INSTRUCTIONS FOR THE TASK:
Search the records for the word "this" and report each line that has it.

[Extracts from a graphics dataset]
◆ ◆ ◆
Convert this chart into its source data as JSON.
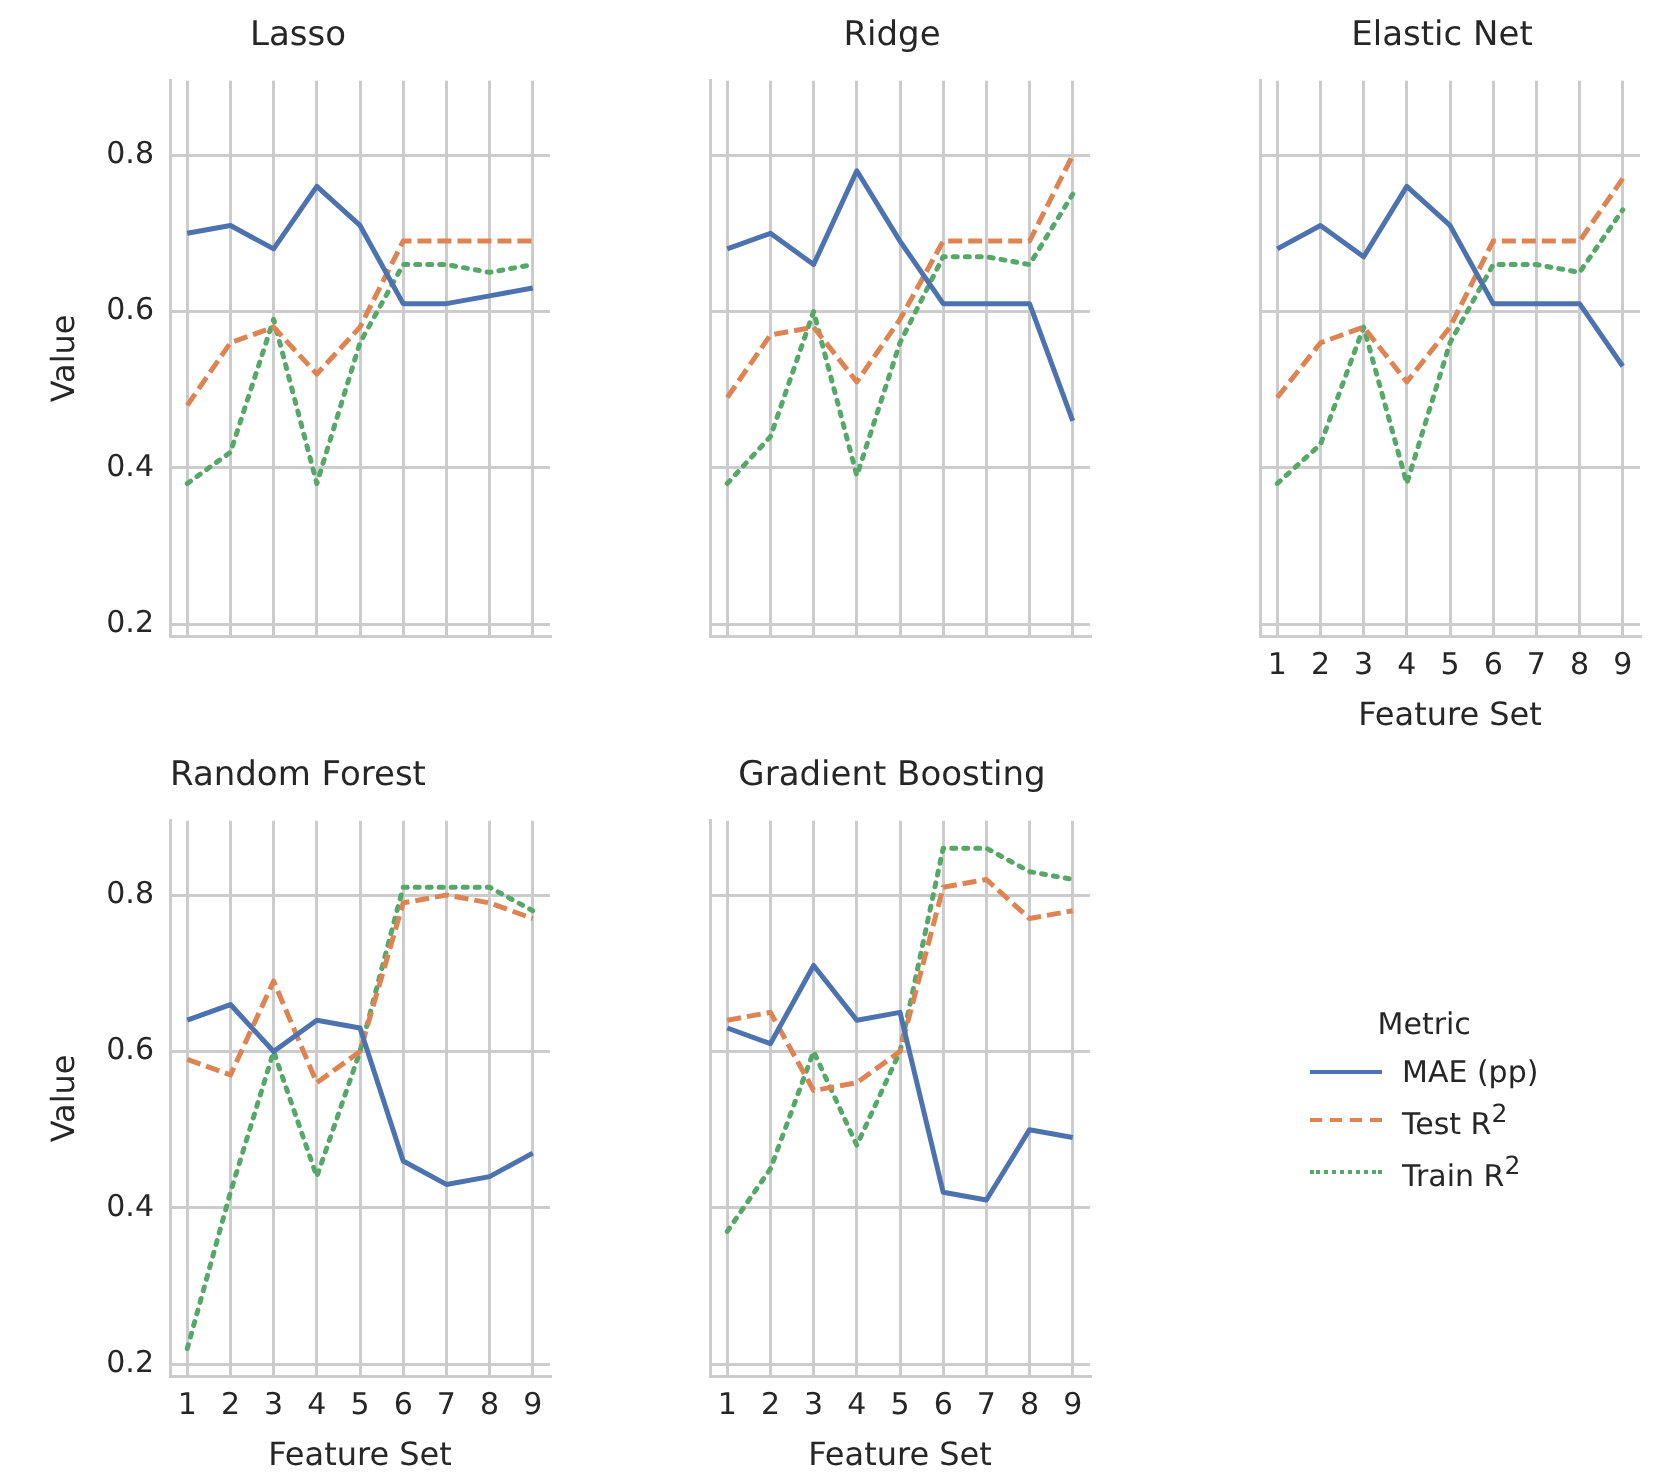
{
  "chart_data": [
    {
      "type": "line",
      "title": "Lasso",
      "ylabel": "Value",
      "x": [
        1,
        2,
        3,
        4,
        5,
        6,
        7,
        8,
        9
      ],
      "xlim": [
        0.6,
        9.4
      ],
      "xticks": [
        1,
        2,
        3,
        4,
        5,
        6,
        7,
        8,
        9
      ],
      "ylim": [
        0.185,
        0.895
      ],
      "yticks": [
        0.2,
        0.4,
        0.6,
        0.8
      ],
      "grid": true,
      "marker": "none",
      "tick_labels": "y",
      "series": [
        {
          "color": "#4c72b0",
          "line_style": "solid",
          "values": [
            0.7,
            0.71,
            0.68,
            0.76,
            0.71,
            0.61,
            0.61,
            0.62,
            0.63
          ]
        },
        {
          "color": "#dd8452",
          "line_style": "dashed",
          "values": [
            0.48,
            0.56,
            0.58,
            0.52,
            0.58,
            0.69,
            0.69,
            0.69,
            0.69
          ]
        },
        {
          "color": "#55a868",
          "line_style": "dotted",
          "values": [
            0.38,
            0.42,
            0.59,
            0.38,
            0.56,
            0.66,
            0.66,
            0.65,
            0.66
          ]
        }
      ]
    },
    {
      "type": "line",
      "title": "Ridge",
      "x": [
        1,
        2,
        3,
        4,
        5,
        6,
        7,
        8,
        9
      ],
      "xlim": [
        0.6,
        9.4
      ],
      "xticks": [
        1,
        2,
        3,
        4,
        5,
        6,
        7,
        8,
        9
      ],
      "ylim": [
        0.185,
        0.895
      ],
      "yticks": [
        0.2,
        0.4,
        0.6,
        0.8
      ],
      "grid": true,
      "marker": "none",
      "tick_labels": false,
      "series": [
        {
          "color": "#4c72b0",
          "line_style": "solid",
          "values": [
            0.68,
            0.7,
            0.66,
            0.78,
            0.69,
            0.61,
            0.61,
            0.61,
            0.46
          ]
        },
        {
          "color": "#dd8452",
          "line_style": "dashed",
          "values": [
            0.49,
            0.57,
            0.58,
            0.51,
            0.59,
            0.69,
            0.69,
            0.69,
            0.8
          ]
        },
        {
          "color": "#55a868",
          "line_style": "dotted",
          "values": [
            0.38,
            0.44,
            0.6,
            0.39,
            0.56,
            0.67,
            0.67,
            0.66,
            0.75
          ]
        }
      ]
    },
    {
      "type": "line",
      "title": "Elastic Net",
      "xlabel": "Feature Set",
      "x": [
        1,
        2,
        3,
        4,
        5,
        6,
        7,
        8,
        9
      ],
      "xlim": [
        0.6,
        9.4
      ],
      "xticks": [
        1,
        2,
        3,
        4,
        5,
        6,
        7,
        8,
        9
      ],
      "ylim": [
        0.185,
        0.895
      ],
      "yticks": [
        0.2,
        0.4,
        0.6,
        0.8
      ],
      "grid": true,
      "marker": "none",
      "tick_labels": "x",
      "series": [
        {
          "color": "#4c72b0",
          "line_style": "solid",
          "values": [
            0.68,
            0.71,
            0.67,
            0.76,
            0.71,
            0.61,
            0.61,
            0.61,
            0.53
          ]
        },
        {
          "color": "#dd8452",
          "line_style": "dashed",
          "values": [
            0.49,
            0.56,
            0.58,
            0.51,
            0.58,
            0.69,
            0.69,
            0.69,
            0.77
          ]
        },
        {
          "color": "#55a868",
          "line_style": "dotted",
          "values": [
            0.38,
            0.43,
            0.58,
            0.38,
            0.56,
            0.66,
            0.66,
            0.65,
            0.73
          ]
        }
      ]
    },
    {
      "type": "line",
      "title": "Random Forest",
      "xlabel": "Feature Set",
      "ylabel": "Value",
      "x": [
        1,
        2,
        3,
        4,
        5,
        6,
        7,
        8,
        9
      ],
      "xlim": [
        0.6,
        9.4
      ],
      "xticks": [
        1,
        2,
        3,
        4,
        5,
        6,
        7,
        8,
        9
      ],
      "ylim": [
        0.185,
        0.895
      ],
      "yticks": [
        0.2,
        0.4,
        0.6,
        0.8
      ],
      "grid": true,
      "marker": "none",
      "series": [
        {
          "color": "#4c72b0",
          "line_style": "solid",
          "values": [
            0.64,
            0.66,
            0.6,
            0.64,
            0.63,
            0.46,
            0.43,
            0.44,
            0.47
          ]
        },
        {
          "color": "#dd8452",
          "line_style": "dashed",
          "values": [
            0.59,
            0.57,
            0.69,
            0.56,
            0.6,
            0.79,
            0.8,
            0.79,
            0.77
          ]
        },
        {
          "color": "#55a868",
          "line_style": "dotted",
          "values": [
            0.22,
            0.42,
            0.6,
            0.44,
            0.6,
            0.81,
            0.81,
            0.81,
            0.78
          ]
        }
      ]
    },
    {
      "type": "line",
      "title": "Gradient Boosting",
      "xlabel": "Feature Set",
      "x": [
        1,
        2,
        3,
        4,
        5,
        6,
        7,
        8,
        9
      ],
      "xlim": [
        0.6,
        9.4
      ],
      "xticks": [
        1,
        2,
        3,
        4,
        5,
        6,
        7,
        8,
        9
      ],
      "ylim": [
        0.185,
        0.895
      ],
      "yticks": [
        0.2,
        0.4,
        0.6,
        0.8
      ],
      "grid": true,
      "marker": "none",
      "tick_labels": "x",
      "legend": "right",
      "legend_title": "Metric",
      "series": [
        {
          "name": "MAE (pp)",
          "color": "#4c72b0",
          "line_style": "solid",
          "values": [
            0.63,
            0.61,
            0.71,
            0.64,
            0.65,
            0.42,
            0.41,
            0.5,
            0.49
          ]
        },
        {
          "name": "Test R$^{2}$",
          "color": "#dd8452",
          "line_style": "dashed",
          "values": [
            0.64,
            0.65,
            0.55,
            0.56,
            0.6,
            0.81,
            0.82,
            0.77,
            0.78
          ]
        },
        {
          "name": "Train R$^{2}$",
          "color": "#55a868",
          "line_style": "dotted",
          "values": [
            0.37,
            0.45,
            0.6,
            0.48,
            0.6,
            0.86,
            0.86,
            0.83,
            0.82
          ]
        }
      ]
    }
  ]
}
◆ ◆ ◆
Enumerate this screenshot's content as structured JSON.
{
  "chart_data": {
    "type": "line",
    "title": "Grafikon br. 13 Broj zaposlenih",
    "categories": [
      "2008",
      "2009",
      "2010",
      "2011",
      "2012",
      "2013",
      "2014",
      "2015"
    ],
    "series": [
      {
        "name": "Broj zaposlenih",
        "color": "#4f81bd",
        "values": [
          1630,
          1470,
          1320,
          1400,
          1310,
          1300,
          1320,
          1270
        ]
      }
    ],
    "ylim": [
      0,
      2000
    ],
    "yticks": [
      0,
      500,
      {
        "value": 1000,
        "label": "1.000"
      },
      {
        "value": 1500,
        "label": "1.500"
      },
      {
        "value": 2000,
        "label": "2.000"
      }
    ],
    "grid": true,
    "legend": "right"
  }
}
◆ ◆ ◆
COMPLETE OUTPUT:
Convert this chart into its source data as JSON.
Enumerate this screenshot's content as structured JSON.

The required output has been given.